*** Supplied material ***

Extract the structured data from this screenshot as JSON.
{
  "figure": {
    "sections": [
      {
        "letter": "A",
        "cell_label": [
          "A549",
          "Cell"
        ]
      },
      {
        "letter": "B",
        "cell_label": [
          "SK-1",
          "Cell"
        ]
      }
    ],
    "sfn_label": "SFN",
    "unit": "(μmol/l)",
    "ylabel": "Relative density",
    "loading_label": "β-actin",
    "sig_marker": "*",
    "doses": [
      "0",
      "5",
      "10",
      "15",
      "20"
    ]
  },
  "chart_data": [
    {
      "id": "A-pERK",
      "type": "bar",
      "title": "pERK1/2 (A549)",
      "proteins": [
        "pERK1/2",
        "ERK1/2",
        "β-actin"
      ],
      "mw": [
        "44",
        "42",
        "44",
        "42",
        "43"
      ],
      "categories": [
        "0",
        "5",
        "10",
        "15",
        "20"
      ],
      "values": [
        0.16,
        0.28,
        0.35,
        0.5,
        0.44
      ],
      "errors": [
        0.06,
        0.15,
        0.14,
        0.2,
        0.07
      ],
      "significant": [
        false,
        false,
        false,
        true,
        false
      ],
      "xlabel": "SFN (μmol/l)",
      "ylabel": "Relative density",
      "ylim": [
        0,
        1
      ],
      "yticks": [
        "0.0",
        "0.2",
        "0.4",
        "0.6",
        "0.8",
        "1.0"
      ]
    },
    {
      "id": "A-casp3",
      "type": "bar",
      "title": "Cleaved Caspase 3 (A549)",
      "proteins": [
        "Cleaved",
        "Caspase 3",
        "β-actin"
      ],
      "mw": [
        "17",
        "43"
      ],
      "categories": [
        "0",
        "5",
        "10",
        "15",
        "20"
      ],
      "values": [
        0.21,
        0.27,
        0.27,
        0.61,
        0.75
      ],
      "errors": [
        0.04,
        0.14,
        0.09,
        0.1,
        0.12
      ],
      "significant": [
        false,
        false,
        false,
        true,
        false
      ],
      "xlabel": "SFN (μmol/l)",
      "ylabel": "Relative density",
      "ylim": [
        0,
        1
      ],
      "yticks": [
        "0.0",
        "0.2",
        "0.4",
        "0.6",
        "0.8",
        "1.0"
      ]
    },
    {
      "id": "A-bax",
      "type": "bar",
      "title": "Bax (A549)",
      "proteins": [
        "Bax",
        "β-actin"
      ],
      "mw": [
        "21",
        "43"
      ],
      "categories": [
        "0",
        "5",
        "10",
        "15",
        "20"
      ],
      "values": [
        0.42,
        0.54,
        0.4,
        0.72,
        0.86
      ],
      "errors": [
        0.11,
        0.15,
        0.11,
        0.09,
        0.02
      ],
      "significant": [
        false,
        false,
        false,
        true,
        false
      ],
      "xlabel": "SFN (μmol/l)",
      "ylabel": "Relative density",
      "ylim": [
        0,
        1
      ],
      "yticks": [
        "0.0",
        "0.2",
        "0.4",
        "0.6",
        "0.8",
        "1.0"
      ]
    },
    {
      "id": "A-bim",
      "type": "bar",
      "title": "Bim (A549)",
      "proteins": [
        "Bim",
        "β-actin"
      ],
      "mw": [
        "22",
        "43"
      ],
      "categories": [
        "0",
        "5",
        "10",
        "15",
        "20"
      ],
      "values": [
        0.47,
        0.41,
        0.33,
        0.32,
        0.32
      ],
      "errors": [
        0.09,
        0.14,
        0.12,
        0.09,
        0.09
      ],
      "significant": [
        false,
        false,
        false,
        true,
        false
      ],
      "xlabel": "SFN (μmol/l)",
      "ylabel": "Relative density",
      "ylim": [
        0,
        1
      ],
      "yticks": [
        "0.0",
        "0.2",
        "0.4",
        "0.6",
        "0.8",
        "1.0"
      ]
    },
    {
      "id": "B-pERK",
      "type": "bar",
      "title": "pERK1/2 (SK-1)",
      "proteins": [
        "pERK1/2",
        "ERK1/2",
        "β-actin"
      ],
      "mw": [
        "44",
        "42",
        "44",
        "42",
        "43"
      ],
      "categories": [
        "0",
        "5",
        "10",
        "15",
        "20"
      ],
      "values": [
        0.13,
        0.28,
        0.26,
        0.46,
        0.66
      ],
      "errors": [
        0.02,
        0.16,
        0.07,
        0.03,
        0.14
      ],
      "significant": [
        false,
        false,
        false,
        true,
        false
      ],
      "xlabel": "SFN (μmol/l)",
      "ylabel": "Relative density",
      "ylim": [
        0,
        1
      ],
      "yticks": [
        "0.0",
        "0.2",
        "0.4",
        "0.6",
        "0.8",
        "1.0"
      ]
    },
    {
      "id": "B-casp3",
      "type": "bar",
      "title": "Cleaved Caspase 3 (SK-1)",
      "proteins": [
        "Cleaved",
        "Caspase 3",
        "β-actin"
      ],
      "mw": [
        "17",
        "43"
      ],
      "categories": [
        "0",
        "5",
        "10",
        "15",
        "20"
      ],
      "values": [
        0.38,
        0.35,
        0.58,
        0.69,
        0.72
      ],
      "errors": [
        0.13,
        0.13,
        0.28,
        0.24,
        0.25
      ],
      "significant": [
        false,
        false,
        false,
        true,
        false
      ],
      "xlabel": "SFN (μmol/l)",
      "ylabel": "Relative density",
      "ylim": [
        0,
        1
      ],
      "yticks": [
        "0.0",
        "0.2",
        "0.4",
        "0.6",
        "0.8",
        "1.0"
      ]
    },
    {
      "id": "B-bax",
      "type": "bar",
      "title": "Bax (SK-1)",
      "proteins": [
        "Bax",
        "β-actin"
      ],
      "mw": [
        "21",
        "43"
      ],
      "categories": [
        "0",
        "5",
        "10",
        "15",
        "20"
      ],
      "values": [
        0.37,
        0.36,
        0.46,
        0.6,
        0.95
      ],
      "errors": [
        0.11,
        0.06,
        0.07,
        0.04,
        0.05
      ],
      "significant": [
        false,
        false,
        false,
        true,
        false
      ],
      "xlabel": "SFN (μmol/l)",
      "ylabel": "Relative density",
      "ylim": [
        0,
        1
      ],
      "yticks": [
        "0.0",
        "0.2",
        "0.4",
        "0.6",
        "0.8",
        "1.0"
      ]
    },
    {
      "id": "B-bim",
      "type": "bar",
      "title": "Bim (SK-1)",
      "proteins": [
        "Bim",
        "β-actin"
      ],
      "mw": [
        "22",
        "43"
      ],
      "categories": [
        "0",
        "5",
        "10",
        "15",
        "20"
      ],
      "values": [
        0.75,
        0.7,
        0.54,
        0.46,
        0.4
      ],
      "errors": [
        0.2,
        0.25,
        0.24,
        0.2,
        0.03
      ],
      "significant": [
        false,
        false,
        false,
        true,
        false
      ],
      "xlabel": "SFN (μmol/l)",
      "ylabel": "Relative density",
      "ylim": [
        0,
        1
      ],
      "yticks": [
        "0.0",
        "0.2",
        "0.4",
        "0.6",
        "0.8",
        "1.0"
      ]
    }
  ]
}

*** End of Supplied material ***

Reproduce the data in its entirety, matching each character.

Result of the task:
Extract the structured data from this screenshot as JSON.
{
  "figure": {
    "sections": [
      {
        "letter": "A",
        "cell_label": [
          "A549",
          "Cell"
        ]
      },
      {
        "letter": "B",
        "cell_label": [
          "SK-1",
          "Cell"
        ]
      }
    ],
    "sfn_label": "SFN",
    "unit": "(μmol/l)",
    "ylabel": "Relative density",
    "loading_label": "β-actin",
    "sig_marker": "*",
    "doses": [
      "0",
      "5",
      "10",
      "15",
      "20"
    ]
  },
  "chart_data": [
    {
      "id": "A-pERK",
      "type": "bar",
      "title": "pERK1/2 (A549)",
      "proteins": [
        "pERK1/2",
        "ERK1/2",
        "β-actin"
      ],
      "mw": [
        "44",
        "42",
        "44",
        "42",
        "43"
      ],
      "categories": [
        "0",
        "5",
        "10",
        "15",
        "20"
      ],
      "values": [
        0.16,
        0.28,
        0.35,
        0.5,
        0.44
      ],
      "errors": [
        0.06,
        0.15,
        0.14,
        0.2,
        0.07
      ],
      "significant": [
        false,
        false,
        false,
        true,
        false
      ],
      "xlabel": "SFN (μmol/l)",
      "ylabel": "Relative density",
      "ylim": [
        0,
        1
      ],
      "yticks": [
        "0.0",
        "0.2",
        "0.4",
        "0.6",
        "0.8",
        "1.0"
      ]
    },
    {
      "id": "A-casp3",
      "type": "bar",
      "title": "Cleaved Caspase 3 (A549)",
      "proteins": [
        "Cleaved",
        "Caspase 3",
        "β-actin"
      ],
      "mw": [
        "17",
        "43"
      ],
      "categories": [
        "0",
        "5",
        "10",
        "15",
        "20"
      ],
      "values": [
        0.21,
        0.27,
        0.27,
        0.61,
        0.75
      ],
      "errors": [
        0.04,
        0.14,
        0.09,
        0.1,
        0.12
      ],
      "significant": [
        false,
        false,
        false,
        true,
        false
      ],
      "xlabel": "SFN (μmol/l)",
      "ylabel": "Relative density",
      "ylim": [
        0,
        1
      ],
      "yticks": [
        "0.0",
        "0.2",
        "0.4",
        "0.6",
        "0.8",
        "1.0"
      ]
    },
    {
      "id": "A-bax",
      "type": "bar",
      "title": "Bax (A549)",
      "proteins": [
        "Bax",
        "β-actin"
      ],
      "mw": [
        "21",
        "43"
      ],
      "categories": [
        "0",
        "5",
        "10",
        "15",
        "20"
      ],
      "values": [
        0.42,
        0.54,
        0.4,
        0.72,
        0.86
      ],
      "errors": [
        0.11,
        0.15,
        0.11,
        0.09,
        0.02
      ],
      "significant": [
        false,
        false,
        false,
        true,
        false
      ],
      "xlabel": "SFN (μmol/l)",
      "ylabel": "Relative density",
      "ylim": [
        0,
        1
      ],
      "yticks": [
        "0.0",
        "0.2",
        "0.4",
        "0.6",
        "0.8",
        "1.0"
      ]
    },
    {
      "id": "A-bim",
      "type": "bar",
      "title": "Bim (A549)",
      "proteins": [
        "Bim",
        "β-actin"
      ],
      "mw": [
        "22",
        "43"
      ],
      "categories": [
        "0",
        "5",
        "10",
        "15",
        "20"
      ],
      "values": [
        0.47,
        0.41,
        0.33,
        0.32,
        0.32
      ],
      "errors": [
        0.09,
        0.14,
        0.12,
        0.09,
        0.09
      ],
      "significant": [
        false,
        false,
        false,
        true,
        false
      ],
      "xlabel": "SFN (μmol/l)",
      "ylabel": "Relative density",
      "ylim": [
        0,
        1
      ],
      "yticks": [
        "0.0",
        "0.2",
        "0.4",
        "0.6",
        "0.8",
        "1.0"
      ]
    },
    {
      "id": "B-pERK",
      "type": "bar",
      "title": "pERK1/2 (SK-1)",
      "proteins": [
        "pERK1/2",
        "ERK1/2",
        "β-actin"
      ],
      "mw": [
        "44",
        "42",
        "44",
        "42",
        "43"
      ],
      "categories": [
        "0",
        "5",
        "10",
        "15",
        "20"
      ],
      "values": [
        0.13,
        0.28,
        0.26,
        0.46,
        0.66
      ],
      "errors": [
        0.02,
        0.16,
        0.07,
        0.03,
        0.14
      ],
      "significant": [
        false,
        false,
        false,
        true,
        false
      ],
      "xlabel": "SFN (μmol/l)",
      "ylabel": "Relative density",
      "ylim": [
        0,
        1
      ],
      "yticks": [
        "0.0",
        "0.2",
        "0.4",
        "0.6",
        "0.8",
        "1.0"
      ]
    },
    {
      "id": "B-casp3",
      "type": "bar",
      "title": "Cleaved Caspase 3 (SK-1)",
      "proteins": [
        "Cleaved",
        "Caspase 3",
        "β-actin"
      ],
      "mw": [
        "17",
        "43"
      ],
      "categories": [
        "0",
        "5",
        "10",
        "15",
        "20"
      ],
      "values": [
        0.38,
        0.35,
        0.58,
        0.69,
        0.72
      ],
      "errors": [
        0.13,
        0.13,
        0.28,
        0.24,
        0.25
      ],
      "significant": [
        false,
        false,
        false,
        true,
        false
      ],
      "xlabel": "SFN (μmol/l)",
      "ylabel": "Relative density",
      "ylim": [
        0,
        1
      ],
      "yticks": [
        "0.0",
        "0.2",
        "0.4",
        "0.6",
        "0.8",
        "1.0"
      ]
    },
    {
      "id": "B-bax",
      "type": "bar",
      "title": "Bax (SK-1)",
      "proteins": [
        "Bax",
        "β-actin"
      ],
      "mw": [
        "21",
        "43"
      ],
      "categories": [
        "0",
        "5",
        "10",
        "15",
        "20"
      ],
      "values": [
        0.37,
        0.36,
        0.46,
        0.6,
        0.95
      ],
      "errors": [
        0.11,
        0.06,
        0.07,
        0.04,
        0.05
      ],
      "significant": [
        false,
        false,
        false,
        true,
        false
      ],
      "xlabel": "SFN (μmol/l)",
      "ylabel": "Relative density",
      "ylim": [
        0,
        1
      ],
      "yticks": [
        "0.0",
        "0.2",
        "0.4",
        "0.6",
        "0.8",
        "1.0"
      ]
    },
    {
      "id": "B-bim",
      "type": "bar",
      "title": "Bim (SK-1)",
      "proteins": [
        "Bim",
        "β-actin"
      ],
      "mw": [
        "22",
        "43"
      ],
      "categories": [
        "0",
        "5",
        "10",
        "15",
        "20"
      ],
      "values": [
        0.75,
        0.7,
        0.54,
        0.46,
        0.4
      ],
      "errors": [
        0.2,
        0.25,
        0.24,
        0.2,
        0.03
      ],
      "significant": [
        false,
        false,
        false,
        true,
        false
      ],
      "xlabel": "SFN (μmol/l)",
      "ylabel": "Relative density",
      "ylim": [
        0,
        1
      ],
      "yticks": [
        "0.0",
        "0.2",
        "0.4",
        "0.6",
        "0.8",
        "1.0"
      ]
    }
  ]
}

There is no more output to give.